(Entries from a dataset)
--- BEGIN ---

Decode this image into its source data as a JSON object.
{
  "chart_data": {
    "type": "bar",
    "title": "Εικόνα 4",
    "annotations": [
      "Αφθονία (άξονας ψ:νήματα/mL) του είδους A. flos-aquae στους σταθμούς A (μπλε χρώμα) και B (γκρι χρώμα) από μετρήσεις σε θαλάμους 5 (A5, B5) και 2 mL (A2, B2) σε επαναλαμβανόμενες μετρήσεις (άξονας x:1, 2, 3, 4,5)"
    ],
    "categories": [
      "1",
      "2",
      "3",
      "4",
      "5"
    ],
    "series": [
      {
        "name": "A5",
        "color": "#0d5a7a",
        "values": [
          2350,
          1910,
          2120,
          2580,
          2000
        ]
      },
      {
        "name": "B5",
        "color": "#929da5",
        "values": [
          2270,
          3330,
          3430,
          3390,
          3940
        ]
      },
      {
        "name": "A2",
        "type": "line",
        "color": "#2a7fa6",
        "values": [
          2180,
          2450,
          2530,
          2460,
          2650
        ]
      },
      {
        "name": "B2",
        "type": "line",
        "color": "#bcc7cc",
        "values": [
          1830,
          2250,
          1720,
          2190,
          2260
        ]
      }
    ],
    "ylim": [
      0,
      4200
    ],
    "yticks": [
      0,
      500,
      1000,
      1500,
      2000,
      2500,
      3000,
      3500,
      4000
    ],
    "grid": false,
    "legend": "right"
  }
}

--- END ---

### Problem requirements
Retype every entry word for word.

### Problem solution
Decode this image into its source data as a JSON object.
{
  "chart_data": {
    "type": "bar",
    "title": "Εικόνα 4",
    "annotations": [
      "Αφθονία (άξονας ψ:νήματα/mL) του είδους A. flos-aquae στους σταθμούς A (μπλε χρώμα) και B (γκρι χρώμα) από μετρήσεις σε θαλάμους 5 (A5, B5) και 2 mL (A2, B2) σε επαναλαμβανόμενες μετρήσεις (άξονας x:1, 2, 3, 4,5)"
    ],
    "categories": [
      "1",
      "2",
      "3",
      "4",
      "5"
    ],
    "series": [
      {
        "name": "A5",
        "color": "#0d5a7a",
        "values": [
          2350,
          1910,
          2120,
          2580,
          2000
        ]
      },
      {
        "name": "B5",
        "color": "#929da5",
        "values": [
          2270,
          3330,
          3430,
          3390,
          3940
        ]
      },
      {
        "name": "A2",
        "type": "line",
        "color": "#2a7fa6",
        "values": [
          2180,
          2450,
          2530,
          2460,
          2650
        ]
      },
      {
        "name": "B2",
        "type": "line",
        "color": "#bcc7cc",
        "values": [
          1830,
          2250,
          1720,
          2190,
          2260
        ]
      }
    ],
    "ylim": [
      0,
      4200
    ],
    "yticks": [
      0,
      500,
      1000,
      1500,
      2000,
      2500,
      3000,
      3500,
      4000
    ],
    "grid": false,
    "legend": "right"
  }
}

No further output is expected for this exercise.